━━━━━ The records

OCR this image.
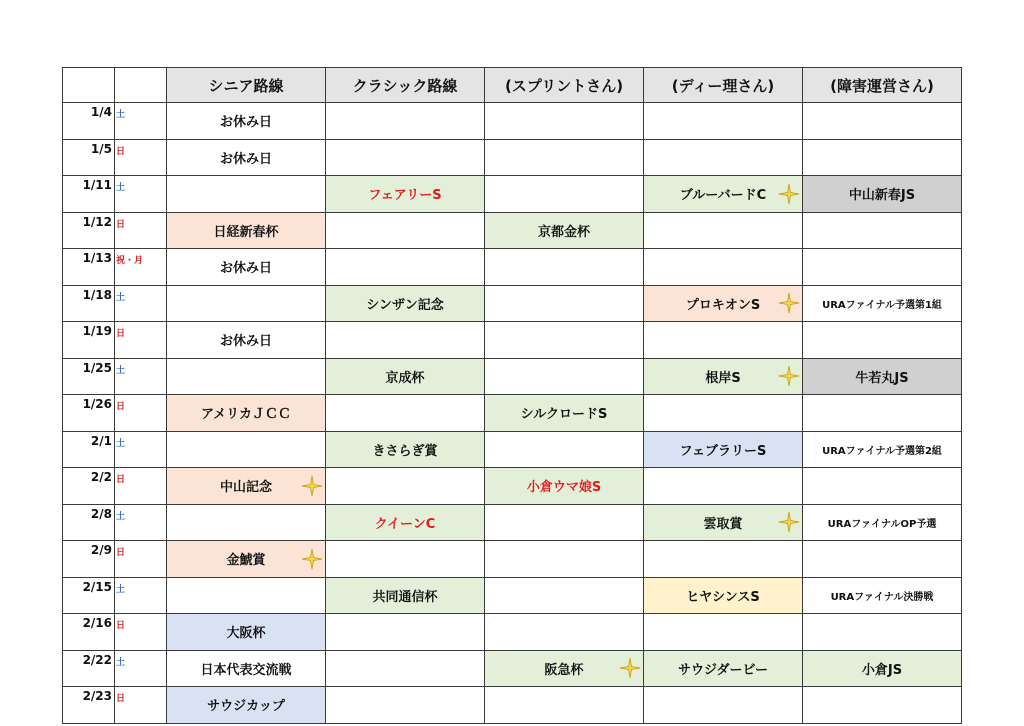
		シニア路線	クラシック路線	(スプリントさん)	(ディー理さん)	(障害運営さん)
1/4	土	お休み日				
1/5	日	お休み日				
1/11	土		フェアリーS		ブルーバードC	中山新春JS
1/12	日	日経新春杯		京都金杯		
1/13	祝・月	お休み日				
1/18	土		シンザン記念		プロキオンS	URAファイナル予選第1組
1/19	日	お休み日				
1/25	土		京成杯		根岸S	牛若丸JS
1/26	日	アメリカＪＣＣ		シルクロードS		
2/1	土		きさらぎ賞		フェブラリーS	URAファイナル予選第2組
2/2	日	中山記念		小倉ウマ娘S		
2/8	土		クイーンC		雲取賞	URAファイナルOP予選
2/9	日	金鯱賞

2/15	土		共同通信杯		ヒヤシンスS	URAファイナル決勝戦
2/16	日	大阪杯				
2/22	土	日本代表交流戦		阪急杯	サウジダービー	小倉JS
2/23	日	サウジカップ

━━━━━━━━━━

:: What you have to do ::
All the records above need to be given again word for word. Skip the pictures.

:: Solution ::
OCR this image.
		シニア路線	クラシック路線	(スプリントさん)	(ディー理さん)	(障害運営さん)
1/4	土	お休み日				
1/5	日	お休み日				
1/11	土		フェアリーS		ブルーバードC	中山新春JS
1/12	日	日経新春杯		京都金杯		
1/13	祝・月	お休み日				
1/18	土		シンザン記念		プロキオンS	URAファイナル予選第1組
1/19	日	お休み日				
1/25	土		京成杯		根岸S	牛若丸JS
1/26	日	アメリカＪＣＣ		シルクロードS		
2/1	土		きさらぎ賞		フェブラリーS	URAファイナル予選第2組
2/2	日	中山記念		小倉ウマ娘S		
2/8	土		クイーンC		雲取賞	URAファイナルOP予選
2/9	日	金鯱賞

2/15	土		共同通信杯		ヒヤシンスS	URAファイナル決勝戦
2/16	日	大阪杯				
2/22	土	日本代表交流戦		阪急杯	サウジダービー	小倉JS
2/23	日	サウジカップ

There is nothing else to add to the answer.